═════ Materials provided ═════

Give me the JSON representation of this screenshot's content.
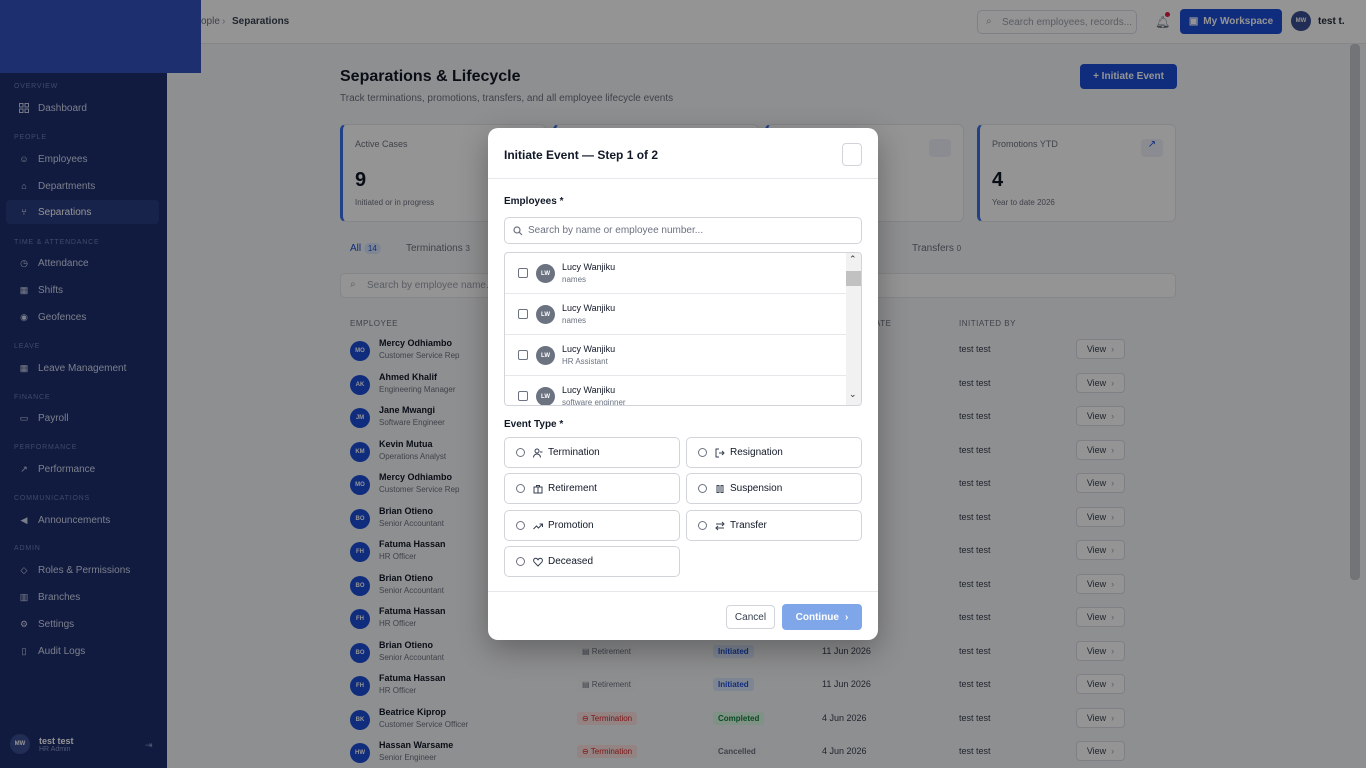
{
  "sidebar": {
    "sections": [
      {
        "label": "OVERVIEW",
        "items": [
          {
            "label": "Dashboard",
            "icon": "grid-icon"
          }
        ]
      },
      {
        "label": "PEOPLE",
        "items": [
          {
            "label": "Employees",
            "icon": "users-icon"
          },
          {
            "label": "Departments",
            "icon": "org-icon"
          },
          {
            "label": "Separations",
            "icon": "branch-icon"
          }
        ]
      },
      {
        "label": "TIME & ATTENDANCE",
        "items": [
          {
            "label": "Attendance",
            "icon": "clock-icon"
          },
          {
            "label": "Shifts",
            "icon": "calendar-icon"
          },
          {
            "label": "Geofences",
            "icon": "pin-icon"
          }
        ]
      },
      {
        "label": "LEAVE",
        "items": [
          {
            "label": "Leave Management",
            "icon": "calendar-icon"
          }
        ]
      },
      {
        "label": "FINANCE",
        "items": [
          {
            "label": "Payroll",
            "icon": "wallet-icon"
          }
        ]
      },
      {
        "label": "PERFORMANCE",
        "items": [
          {
            "label": "Performance",
            "icon": "trend-icon"
          }
        ]
      },
      {
        "label": "COMMUNICATIONS",
        "items": [
          {
            "label": "Announcements",
            "icon": "megaphone-icon"
          }
        ]
      },
      {
        "label": "ADMIN",
        "items": [
          {
            "label": "Roles & Permissions",
            "icon": "shield-icon"
          },
          {
            "label": "Branches",
            "icon": "building-icon"
          },
          {
            "label": "Settings",
            "icon": "gear-icon"
          },
          {
            "label": "Audit Logs",
            "icon": "file-icon"
          }
        ]
      }
    ],
    "user": {
      "initials": "MW",
      "name": "test test",
      "role": "HR Admin"
    }
  },
  "topbar": {
    "crumb_parent": "ople",
    "crumb_current": "Separations",
    "search_placeholder": "Search employees, records...",
    "workspace_label": "My Workspace",
    "user_initials": "MW",
    "user_name": "test t."
  },
  "page": {
    "title": "Separations & Lifecycle",
    "subtitle": "Track terminations, promotions, transfers, and all employee lifecycle events",
    "initiate_label": "+ Initiate Event",
    "cards": [
      {
        "label": "Active Cases",
        "value": "9",
        "sub": "Initiated or in progress"
      },
      {
        "label": "Promotions YTD",
        "value": "4",
        "sub": "Year to date 2026"
      }
    ],
    "tabs": [
      {
        "label": "All",
        "count": "14"
      },
      {
        "label": "Terminations",
        "count": "3"
      },
      {
        "label": "Transfers",
        "count": "0"
      }
    ],
    "table_search_placeholder": "Search by employee name...",
    "columns": {
      "employee": "EMPLOYEE",
      "date": "ATE",
      "initiated_by": "INITIATED BY"
    },
    "rows": [
      {
        "initials": "MO",
        "name": "Mercy Odhiambo",
        "role": "Customer Service Rep",
        "type": "",
        "status": "",
        "status_class": "",
        "date": "",
        "by": "test test",
        "view": "View"
      },
      {
        "initials": "AK",
        "name": "Ahmed Khalif",
        "role": "Engineering Manager",
        "type": "",
        "status": "",
        "status_class": "",
        "date": "",
        "by": "test test",
        "view": "View"
      },
      {
        "initials": "JM",
        "name": "Jane Mwangi",
        "role": "Software Engineer",
        "type": "",
        "status": "",
        "status_class": "",
        "date": "",
        "by": "test test",
        "view": "View"
      },
      {
        "initials": "KM",
        "name": "Kevin Mutua",
        "role": "Operations Analyst",
        "type": "",
        "status": "",
        "status_class": "",
        "date": "",
        "by": "test test",
        "view": "View"
      },
      {
        "initials": "MO",
        "name": "Mercy Odhiambo",
        "role": "Customer Service Rep",
        "type": "",
        "status": "",
        "status_class": "",
        "date": "",
        "by": "test test",
        "view": "View"
      },
      {
        "initials": "BO",
        "name": "Brian Otieno",
        "role": "Senior Accountant",
        "type": "",
        "status": "",
        "status_class": "",
        "date": "",
        "by": "test test",
        "view": "View"
      },
      {
        "initials": "FH",
        "name": "Fatuma Hassan",
        "role": "HR Officer",
        "type": "",
        "status": "",
        "status_class": "",
        "date": "",
        "by": "test test",
        "view": "View"
      },
      {
        "initials": "BO",
        "name": "Brian Otieno",
        "role": "Senior Accountant",
        "type": "",
        "status": "",
        "status_class": "",
        "date": "",
        "by": "test test",
        "view": "View"
      },
      {
        "initials": "FH",
        "name": "Fatuma Hassan",
        "role": "HR Officer",
        "type": "",
        "status": "",
        "status_class": "",
        "date": "",
        "by": "test test",
        "view": "View"
      },
      {
        "initials": "BO",
        "name": "Brian Otieno",
        "role": "Senior Accountant",
        "type": "Retirement",
        "status": "Initiated",
        "status_class": "initiated",
        "date": "11 Jun 2026",
        "by": "test test",
        "view": "View"
      },
      {
        "initials": "FH",
        "name": "Fatuma Hassan",
        "role": "HR Officer",
        "type": "Retirement",
        "status": "Initiated",
        "status_class": "initiated",
        "date": "11 Jun 2026",
        "by": "test test",
        "view": "View"
      },
      {
        "initials": "BK",
        "name": "Beatrice Kiprop",
        "role": "Customer Service Officer",
        "type": "Termination",
        "status": "Completed",
        "status_class": "completed",
        "date": "4 Jun 2026",
        "by": "test test",
        "view": "View"
      },
      {
        "initials": "HW",
        "name": "Hassan Warsame",
        "role": "Senior Engineer",
        "type": "Termination",
        "status": "Cancelled",
        "status_class": "cancelled",
        "date": "4 Jun 2026",
        "by": "test test",
        "view": "View"
      }
    ]
  },
  "modal": {
    "title": "Initiate Event — Step 1 of 2",
    "employees_label": "Employees *",
    "search_placeholder": "Search by name or employee number...",
    "employees": [
      {
        "initials": "LW",
        "name": "Lucy Wanjiku",
        "role": "names"
      },
      {
        "initials": "LW",
        "name": "Lucy Wanjiku",
        "role": "names"
      },
      {
        "initials": "LW",
        "name": "Lucy Wanjiku",
        "role": "HR Assistant"
      },
      {
        "initials": "LW",
        "name": "Lucy Wanjiku",
        "role": "software enginner"
      }
    ],
    "event_type_label": "Event Type *",
    "event_types": [
      {
        "label": "Termination",
        "icon": "user-minus-icon"
      },
      {
        "label": "Resignation",
        "icon": "log-out-icon"
      },
      {
        "label": "Retirement",
        "icon": "briefcase-icon"
      },
      {
        "label": "Suspension",
        "icon": "pause-icon"
      },
      {
        "label": "Promotion",
        "icon": "trend-up-icon"
      },
      {
        "label": "Transfer",
        "icon": "swap-icon"
      },
      {
        "label": "Deceased",
        "icon": "heart-icon"
      }
    ],
    "cancel_label": "Cancel",
    "continue_label": "Continue"
  },
  "colors": {
    "sidebar": "#1e2f6f",
    "primary": "#1d4ed8",
    "continue_disabled": "#7fa6e9",
    "termination": "#dc2626"
  }
}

═════

Written instruction => Using the records above, retype everything exactly except the pictures.

The answer =>
Give me the JSON representation of this screenshot's content.
{
  "sidebar": {
    "sections": [
      {
        "label": "OVERVIEW",
        "items": [
          {
            "label": "Dashboard",
            "icon": "grid-icon"
          }
        ]
      },
      {
        "label": "PEOPLE",
        "items": [
          {
            "label": "Employees",
            "icon": "users-icon"
          },
          {
            "label": "Departments",
            "icon": "org-icon"
          },
          {
            "label": "Separations",
            "icon": "branch-icon"
          }
        ]
      },
      {
        "label": "TIME & ATTENDANCE",
        "items": [
          {
            "label": "Attendance",
            "icon": "clock-icon"
          },
          {
            "label": "Shifts",
            "icon": "calendar-icon"
          },
          {
            "label": "Geofences",
            "icon": "pin-icon"
          }
        ]
      },
      {
        "label": "LEAVE",
        "items": [
          {
            "label": "Leave Management",
            "icon": "calendar-icon"
          }
        ]
      },
      {
        "label": "FINANCE",
        "items": [
          {
            "label": "Payroll",
            "icon": "wallet-icon"
          }
        ]
      },
      {
        "label": "PERFORMANCE",
        "items": [
          {
            "label": "Performance",
            "icon": "trend-icon"
          }
        ]
      },
      {
        "label": "COMMUNICATIONS",
        "items": [
          {
            "label": "Announcements",
            "icon": "megaphone-icon"
          }
        ]
      },
      {
        "label": "ADMIN",
        "items": [
          {
            "label": "Roles & Permissions",
            "icon": "shield-icon"
          },
          {
            "label": "Branches",
            "icon": "building-icon"
          },
          {
            "label": "Settings",
            "icon": "gear-icon"
          },
          {
            "label": "Audit Logs",
            "icon": "file-icon"
          }
        ]
      }
    ],
    "user": {
      "initials": "MW",
      "name": "test test",
      "role": "HR Admin"
    }
  },
  "topbar": {
    "crumb_parent": "ople",
    "crumb_current": "Separations",
    "search_placeholder": "Search employees, records...",
    "workspace_label": "My Workspace",
    "user_initials": "MW",
    "user_name": "test t."
  },
  "page": {
    "title": "Separations & Lifecycle",
    "subtitle": "Track terminations, promotions, transfers, and all employee lifecycle events",
    "initiate_label": "+ Initiate Event",
    "cards": [
      {
        "label": "Active Cases",
        "value": "9",
        "sub": "Initiated or in progress"
      },
      {
        "label": "Promotions YTD",
        "value": "4",
        "sub": "Year to date 2026"
      }
    ],
    "tabs": [
      {
        "label": "All",
        "count": "14"
      },
      {
        "label": "Terminations",
        "count": "3"
      },
      {
        "label": "Transfers",
        "count": "0"
      }
    ],
    "table_search_placeholder": "Search by employee name...",
    "columns": {
      "employee": "EMPLOYEE",
      "date": "ATE",
      "initiated_by": "INITIATED BY"
    },
    "rows": [
      {
        "initials": "MO",
        "name": "Mercy Odhiambo",
        "role": "Customer Service Rep",
        "type": "",
        "status": "",
        "status_class": "",
        "date": "",
        "by": "test test",
        "view": "View"
      },
      {
        "initials": "AK",
        "name": "Ahmed Khalif",
        "role": "Engineering Manager",
        "type": "",
        "status": "",
        "status_class": "",
        "date": "",
        "by": "test test",
        "view": "View"
      },
      {
        "initials": "JM",
        "name": "Jane Mwangi",
        "role": "Software Engineer",
        "type": "",
        "status": "",
        "status_class": "",
        "date": "",
        "by": "test test",
        "view": "View"
      },
      {
        "initials": "KM",
        "name": "Kevin Mutua",
        "role": "Operations Analyst",
        "type": "",
        "status": "",
        "status_class": "",
        "date": "",
        "by": "test test",
        "view": "View"
      },
      {
        "initials": "MO",
        "name": "Mercy Odhiambo",
        "role": "Customer Service Rep",
        "type": "",
        "status": "",
        "status_class": "",
        "date": "",
        "by": "test test",
        "view": "View"
      },
      {
        "initials": "BO",
        "name": "Brian Otieno",
        "role": "Senior Accountant",
        "type": "",
        "status": "",
        "status_class": "",
        "date": "",
        "by": "test test",
        "view": "View"
      },
      {
        "initials": "FH",
        "name": "Fatuma Hassan",
        "role": "HR Officer",
        "type": "",
        "status": "",
        "status_class": "",
        "date": "",
        "by": "test test",
        "view": "View"
      },
      {
        "initials": "BO",
        "name": "Brian Otieno",
        "role": "Senior Accountant",
        "type": "",
        "status": "",
        "status_class": "",
        "date": "",
        "by": "test test",
        "view": "View"
      },
      {
        "initials": "FH",
        "name": "Fatuma Hassan",
        "role": "HR Officer",
        "type": "",
        "status": "",
        "status_class": "",
        "date": "",
        "by": "test test",
        "view": "View"
      },
      {
        "initials": "BO",
        "name": "Brian Otieno",
        "role": "Senior Accountant",
        "type": "Retirement",
        "status": "Initiated",
        "status_class": "initiated",
        "date": "11 Jun 2026",
        "by": "test test",
        "view": "View"
      },
      {
        "initials": "FH",
        "name": "Fatuma Hassan",
        "role": "HR Officer",
        "type": "Retirement",
        "status": "Initiated",
        "status_class": "initiated",
        "date": "11 Jun 2026",
        "by": "test test",
        "view": "View"
      },
      {
        "initials": "BK",
        "name": "Beatrice Kiprop",
        "role": "Customer Service Officer",
        "type": "Termination",
        "status": "Completed",
        "status_class": "completed",
        "date": "4 Jun 2026",
        "by": "test test",
        "view": "View"
      },
      {
        "initials": "HW",
        "name": "Hassan Warsame",
        "role": "Senior Engineer",
        "type": "Termination",
        "status": "Cancelled",
        "status_class": "cancelled",
        "date": "4 Jun 2026",
        "by": "test test",
        "view": "View"
      }
    ]
  },
  "modal": {
    "title": "Initiate Event — Step 1 of 2",
    "employees_label": "Employees *",
    "search_placeholder": "Search by name or employee number...",
    "employees": [
      {
        "initials": "LW",
        "name": "Lucy Wanjiku",
        "role": "names"
      },
      {
        "initials": "LW",
        "name": "Lucy Wanjiku",
        "role": "names"
      },
      {
        "initials": "LW",
        "name": "Lucy Wanjiku",
        "role": "HR Assistant"
      },
      {
        "initials": "LW",
        "name": "Lucy Wanjiku",
        "role": "software enginner"
      }
    ],
    "event_type_label": "Event Type *",
    "event_types": [
      {
        "label": "Termination",
        "icon": "user-minus-icon"
      },
      {
        "label": "Resignation",
        "icon": "log-out-icon"
      },
      {
        "label": "Retirement",
        "icon": "briefcase-icon"
      },
      {
        "label": "Suspension",
        "icon": "pause-icon"
      },
      {
        "label": "Promotion",
        "icon": "trend-up-icon"
      },
      {
        "label": "Transfer",
        "icon": "swap-icon"
      },
      {
        "label": "Deceased",
        "icon": "heart-icon"
      }
    ],
    "cancel_label": "Cancel",
    "continue_label": "Continue"
  },
  "colors": {
    "sidebar": "#1e2f6f",
    "primary": "#1d4ed8",
    "continue_disabled": "#7fa6e9",
    "termination": "#dc2626"
  }
}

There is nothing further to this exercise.